DIRECTIONS
What is the number of lines in these entries that contain "Blossfeld"? State it alone.

[A run of records]
+ + + + + + +

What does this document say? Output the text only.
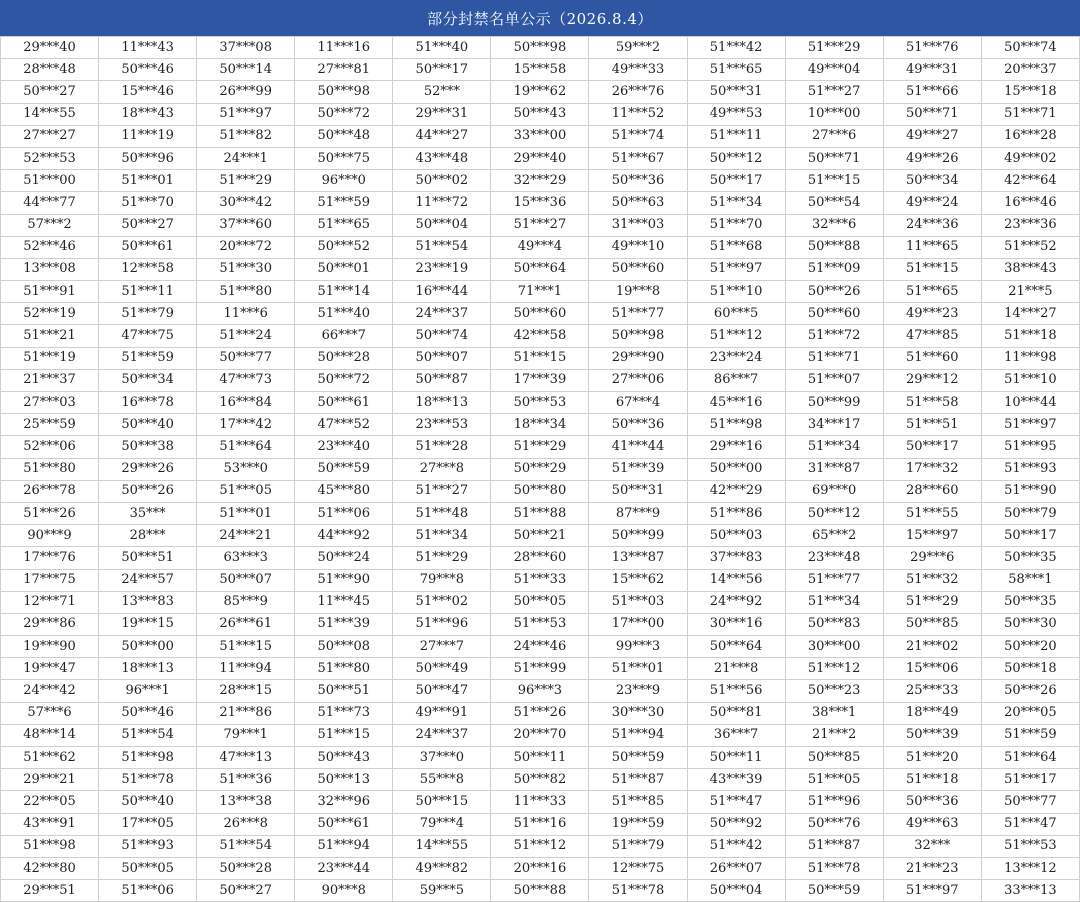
部分封禁名单公示（2026.8.4）
29***40	11***43	37***08	11***16	51***40	50***98	59***2	51***42	51***29	51***76	50***74
28***48	50***46	50***14	27***81	50***17	15***58	49***33	51***65	49***04	49***31	20***37
50***27	15***46	26***99	50***98	52***	19***62	26***76	50***31	51***27	51***66	15***18
14***55	18***43	51***97	50***72	29***31	50***43	11***52	49***53	10***00	50***71	51***71
27***27	11***19	51***82	50***48	44***27	33***00	51***74	51***11	27***6	49***27	16***28
52***53	50***96	24***1	50***75	43***48	29***40	51***67	50***12	50***71	49***26	49***02
51***00	51***01	51***29	96***0	50***02	32***29	50***36	50***17	51***15	50***34	42***64
44***77	51***70	30***42	51***59	11***72	15***36	50***63	51***34	50***54	49***24	16***46
57***2	50***27	37***60	51***65	50***04	51***27	31***03	51***70	32***6	24***36	23***36
52***46	50***61	20***72	50***52	51***54	49***4	49***10	51***68	50***88	11***65	51***52
13***08	12***58	51***30	50***01	23***19	50***64	50***60	51***97	51***09	51***15	38***43
51***91	51***11	51***80	51***14	16***44	71***1	19***8	51***10	50***26	51***65	21***5
52***19	51***79	11***6	51***40	24***37	50***60	51***77	60***5	50***60	49***23	14***27
51***21	47***75	51***24	66***7	50***74	42***58	50***98	51***12	51***72	47***85	51***18
51***19	51***59	50***77	50***28	50***07	51***15	29***90	23***24	51***71	51***60	11***98
21***37	50***34	47***73	50***72	50***87	17***39	27***06	86***7	51***07	29***12	51***10
27***03	16***78	16***84	50***61	18***13	50***53	67***4	45***16	50***99	51***58	10***44
25***59	50***40	17***42	47***52	23***53	18***34	50***36	51***98	34***17	51***51	51***97
52***06	50***38	51***64	23***40	51***28	51***29	41***44	29***16	51***34	50***17	51***95
51***80	29***26	53***0	50***59	27***8	50***29	51***39	50***00	31***87	17***32	51***93
26***78	50***26	51***05	45***80	51***27	50***80	50***31	42***29	69***0	28***60	51***90
51***26	35***	51***01	51***06	51***48	51***88	87***9	51***86	50***12	51***55	50***79
90***9	28***	24***21	44***92	51***34	50***21	50***99	50***03	65***2	15***97	50***17
17***76	50***51	63***3	50***24	51***29	28***60	13***87	37***83	23***48	29***6	50***35
17***75	24***57	50***07	51***90	79***8	51***33	15***62	14***56	51***77	51***32	58***1
12***71	13***83	85***9	11***45	51***02	50***05	51***03	24***92	51***34	51***29	50***35
29***86	19***15	26***61	51***39	51***96	51***53	17***00	30***16	50***83	50***85	50***30
19***90	50***00	51***15	50***08	27***7	24***46	99***3	50***64	30***00	21***02	50***20
19***47	18***13	11***94	51***80	50***49	51***99	51***01	21***8	51***12	15***06	50***18
24***42	96***1	28***15	50***51	50***47	96***3	23***9	51***56	50***23	25***33	50***26
57***6	50***46	21***86	51***73	49***91	51***26	30***30	50***81	38***1	18***49	20***05
48***14	51***54	79***1	51***15	24***37	20***70	51***94	36***7	21***2	50***39	51***59
51***62	51***98	47***13	50***43	37***0	50***11	50***59	50***11	50***85	51***20	51***64
29***21	51***78	51***36	50***13	55***8	50***82	51***87	43***39	51***05	51***18	51***17
22***05	50***40	13***38	32***96	50***15	11***33	51***85	51***47	51***96	50***36	50***77
43***91	17***05	26***8	50***61	79***4	51***16	19***59	50***92	50***76	49***63	51***47
51***98	51***93	51***54	51***94	14***55	51***12	51***79	51***42	51***87	32***	51***53
42***80	50***05	50***28	23***44	49***82	20***16	12***75	26***07	51***78	21***23	13***12
29***51	51***06	50***27	90***8	59***5	50***88	51***78	50***04	50***59	51***97	33***13
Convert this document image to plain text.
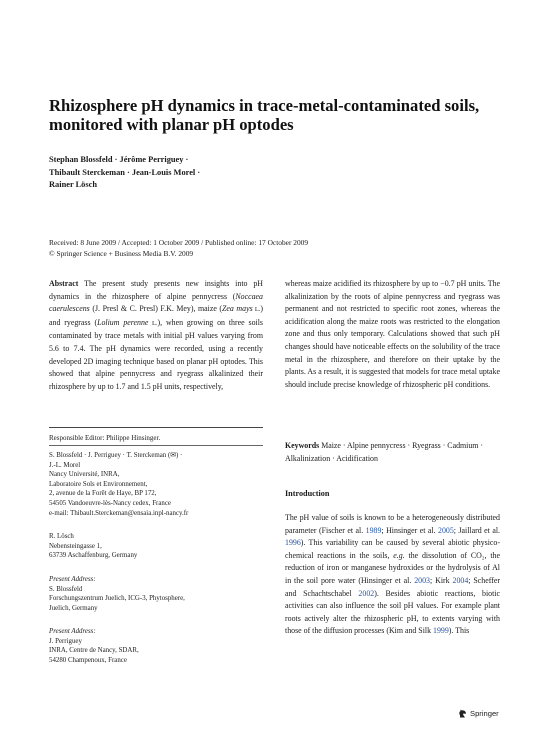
Rhizosphere pH dynamics in trace-metal-contaminated soils, monitored with planar pH optodes
Stephan Blossfeld · Jérôme Perriguey ·
Thibault Sterckeman · Jean-Louis Morel ·
Rainer Lösch
Received: 8 June 2009 / Accepted: 1 October 2009 / Published online: 17 October 2009
© Springer Science + Business Media B.V. 2009
Abstract The present study presents new insights into pH dynamics in the rhizosphere of alpine pennycress (Noccaea caerulescens (J. Presl & C. Presl) F.K. Mey), maize (Zea mays L.) and ryegrass (Lolium perenne L.), when growing on three soils contaminated by trace metals with initial pH values varying from 5.6 to 7.4. The pH dynamics were recorded, using a recently developed 2D imaging technique based on planar pH optodes. This showed that alpine pennycress and ryegrass alkalinized their rhizosphere by up to 1.7 and 1.5 pH units, respectively,
whereas maize acidified its rhizosphere by up to −0.7 pH units. The alkalinization by the roots of alpine pennycress and ryegrass was permanent and not restricted to specific root zones, whereas the acidification along the maize roots was restricted to the elongation zone and thus only temporary. Calculations showed that such pH changes should have noticeable effects on the solubility of the trace metal in the rhizosphere, and therefore on their uptake by the plants. As a result, it is suggested that models for trace metal uptake should include precise knowledge of rhizospheric pH conditions.
Responsible Editor: Philippe Hinsinger.
S. Blossfeld · J. Perriguey · T. Sterckeman (✉) ·
J.-L. Morel
Nancy Université, INRA,
Laboratoire Sols et Environnement,
2, avenue de la Forêt de Haye, BP 172,
54505 Vandoeuvre-lès-Nancy cedex, France
e-mail: Thibault.Sterckeman@ensaia.inpl-nancy.fr
R. Lösch
Nebensteingasse 1,
63739 Aschaffenburg, Germany
Present Address:
S. Blossfeld
Forschungszentrum Juelich, ICG-3, Phytosphere,
Juelich, Germany
Present Address:
J. Perriguey
INRA, Centre de Nancy, SDAR,
54280 Champenoux, France
Keywords Maize · Alpine pennycress · Ryegrass · Cadmium · Alkalinization · Acidification
Introduction
The pH value of soils is known to be a heterogeneously distributed parameter (Fischer et al. 1989; Hinsinger et al. 2005; Jaillard et al. 1996). This variability can be caused by several abiotic physico-chemical reactions in the soils, e.g. the dissolution of CO₂, the reduction of iron or manganese hydroxides or the hydrolysis of Al in the soil pore water (Hinsinger et al. 2003; Kirk 2004; Scheffer and Schachtschabel 2002). Besides abiotic reactions, biotic activities can also influence the soil pH values. For example plant roots actively alter the rhizospheric pH, to extents varying with those of the diffusion processes (Kim and Silk 1999). This
Springer
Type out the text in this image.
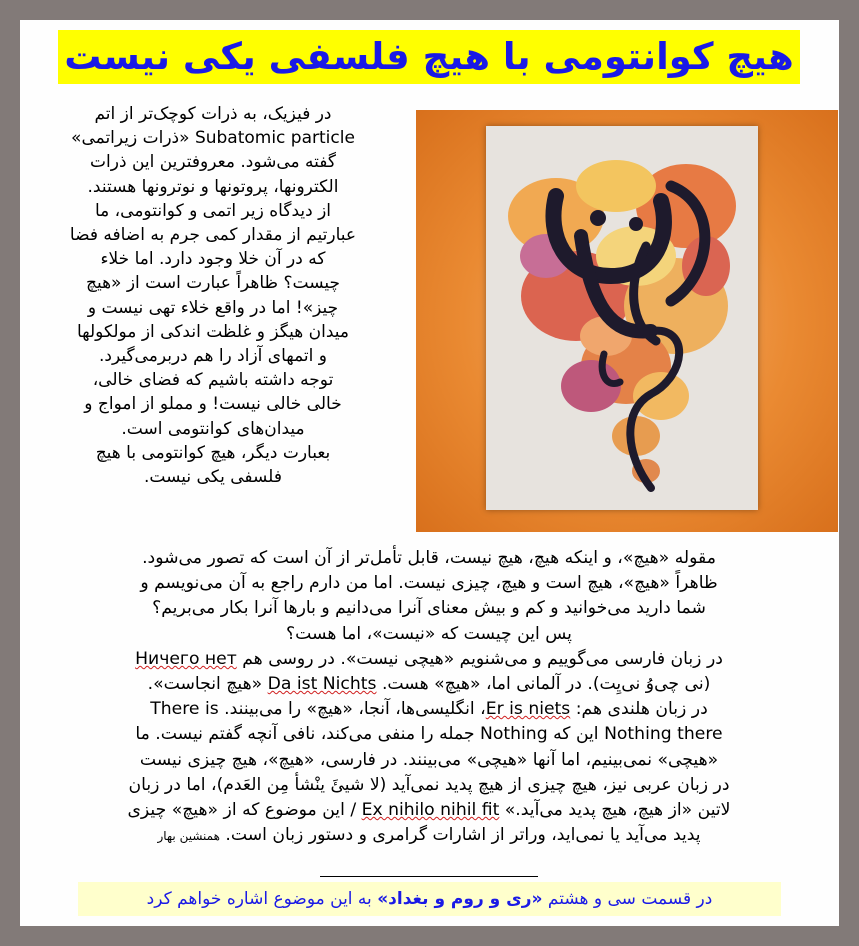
هیچ کوانتومی با هیچ فلسفی یکی نیست

در فیزیک، به ذرات کوچک‌تر از اتم

Subatomic particle «ذرات زیراتمی»

گفته می‌شود. معروفترین این ذرات

الکترونها، پروتونها و نوترونها هستند.

از دیدگاه زیر اتمی و کوانتومی، ما

عبارتیم از مقدار کمی جرم به اضافه فضا

که در آن خلا وجود دارد. اما خلاء

چیست؟ ظاهراً عبارت است از «هیچ

چیز»! اما در واقع خلاء تهی نیست و

میدان هیگز و غلظت اندکی از مولکولها

و اتمهای آزاد را هم دربرمی‌گیرد.

توجه داشته باشیم که فضای خالی،

خالی خالی نیست! و مملو از امواج و

میدان‌های کوانتومی است.

بعبارت دیگر، هیچ کوانتومی با هیچ

فلسفی یکی نیست.

مقوله «هیچ»، و اینکه هیچ، هیچ نیست، قابل تأمل‌تر از آن است که تصور می‌شود.

ظاهراً «هیچ»، هیچ است و هیچ، چیزی نیست. اما من دارم راجع به آن می‌نویسم و

شما دارید می‌خوانید و کم و بیش معنای آنرا می‌دانیم و بارها آنرا بکار می‌بریم؟

پس این چیست که «نیست»، اما هست؟

در زبان فارسی می‌گوییم و می‌شنویم «هیچی نیست». در روسی هم Ничего нет

(نی چی‌وُ نی‌یِت). در آلمانی اما، «هیچ» هست. Da ist Nichts «هیچ انجاست».

در زبان هلندی هم: Er is niets، انگلیسی‌ها، آنجا، «هیچ» را می‌بینند. There is

Nothing there این که Nothing جمله را منفی می‌کند، نافی آنچه گفتم نیست. ما

«هیچی» نمی‌بینیم، اما آنها «هیچی» می‌بینند. در فارسی، «هیچ»، هیچ چیزی نیست

در زبان عربی نیز، هیچ چیزی از هیچ پدید نمی‌آید (لا شیئَ ینْشأ مِن العَدم)، اما در زبان

لاتین «از هیچ، هیچ پدید می‌آید.» Ex nihilo nihil fit / این موضوع که از «هیچ» چیزی

پدید می‌آید یا نمی‌اید، وراتر از اشارات گرامری و دستور زبان است. همنشین بهار

در قسمت سی و هشتم «ری و روم و بغداد» به این موضوع اشاره خواهم کرد
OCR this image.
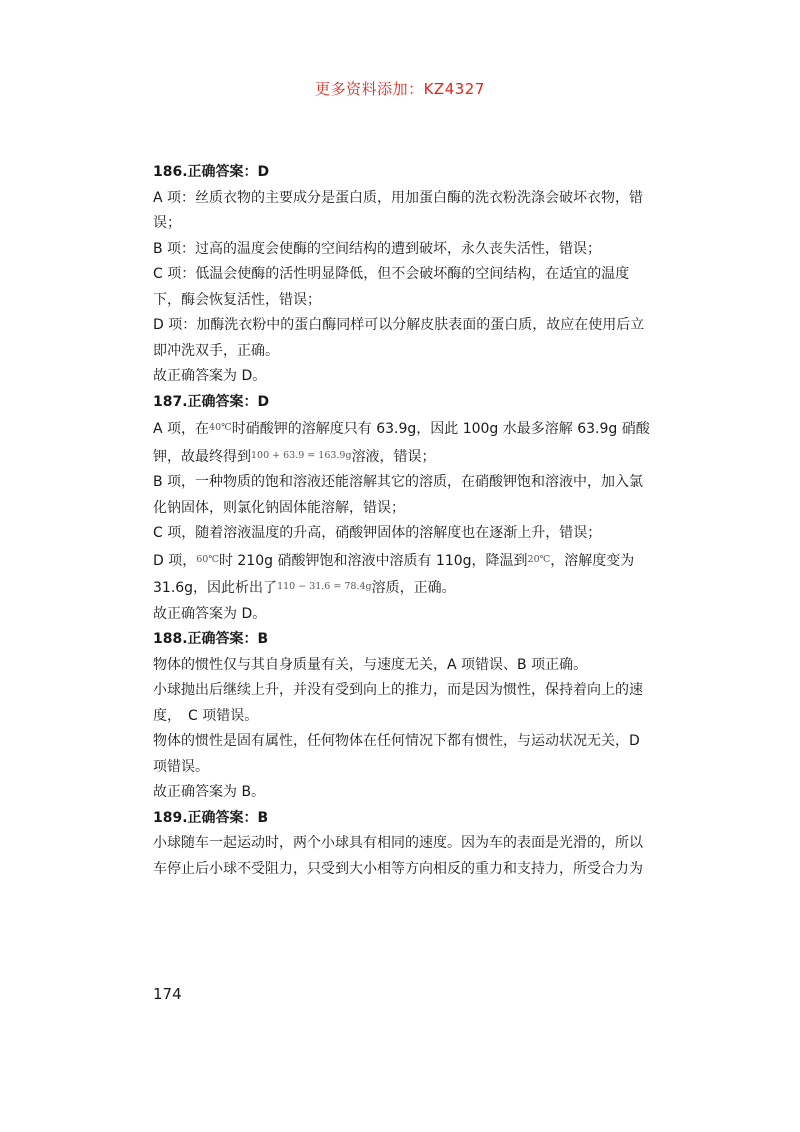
更多资料添加：KZ4327

186.正确答案：D

A 项：丝质衣物的主要成分是蛋白质，用加蛋白酶的洗衣粉洗涤会破坏衣物，错误；

B 项：过高的温度会使酶的空间结构的遭到破坏，永久丧失活性，错误；

C 项：低温会使酶的活性明显降低，但不会破坏酶的空间结构，在适宜的温度下，酶会恢复活性，错误；

D 项：加酶洗衣粉中的蛋白酶同样可以分解皮肤表面的蛋白质，故应在使用后立即冲洗双手，正确。

故正确答案为 D。

187.正确答案：D

A 项，在$^{40℃}$时硝酸钾的溶解度只有 63.9g，因此 100g 水最多溶解 63.9g 硝酸钾，故最终得到$^{100 + 63.9 = 163.9g}$溶液，错误；

B 项，一种物质的饱和溶液还能溶解其它的溶质，在硝酸钾饱和溶液中，加入氯化钠固体，则氯化钠固体能溶解，错误；

C 项，随着溶液温度的升高，硝酸钾固体的溶解度也在逐渐上升，错误；

D 项，$^{60℃}$时 210g 硝酸钾饱和溶液中溶质有 110g，降温到$^{20℃}$，溶解度变为 31.6g，因此析出了$^{110 - 31.6 = 78.4g}$溶质，正确。

故正确答案为 D。

188.正确答案：B

物体的惯性仅与其自身质量有关，与速度无关，A 项错误、B 项正确。

小球抛出后继续上升，并没有受到向上的推力，而是因为惯性，保持着向上的速度，　C 项错误。

物体的惯性是固有属性，任何物体在任何情况下都有惯性，与运动状况无关，D 项错误。

故正确答案为 B。

189.正确答案：B

小球随车一起运动时，两个小球具有相同的速度。因为车的表面是光滑的，所以车停止后小球不受阻力，只受到大小相等方向相反的重力和支持力，所受合力为

174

+ + + + + + +

RESULT OF THE EXERCISE
3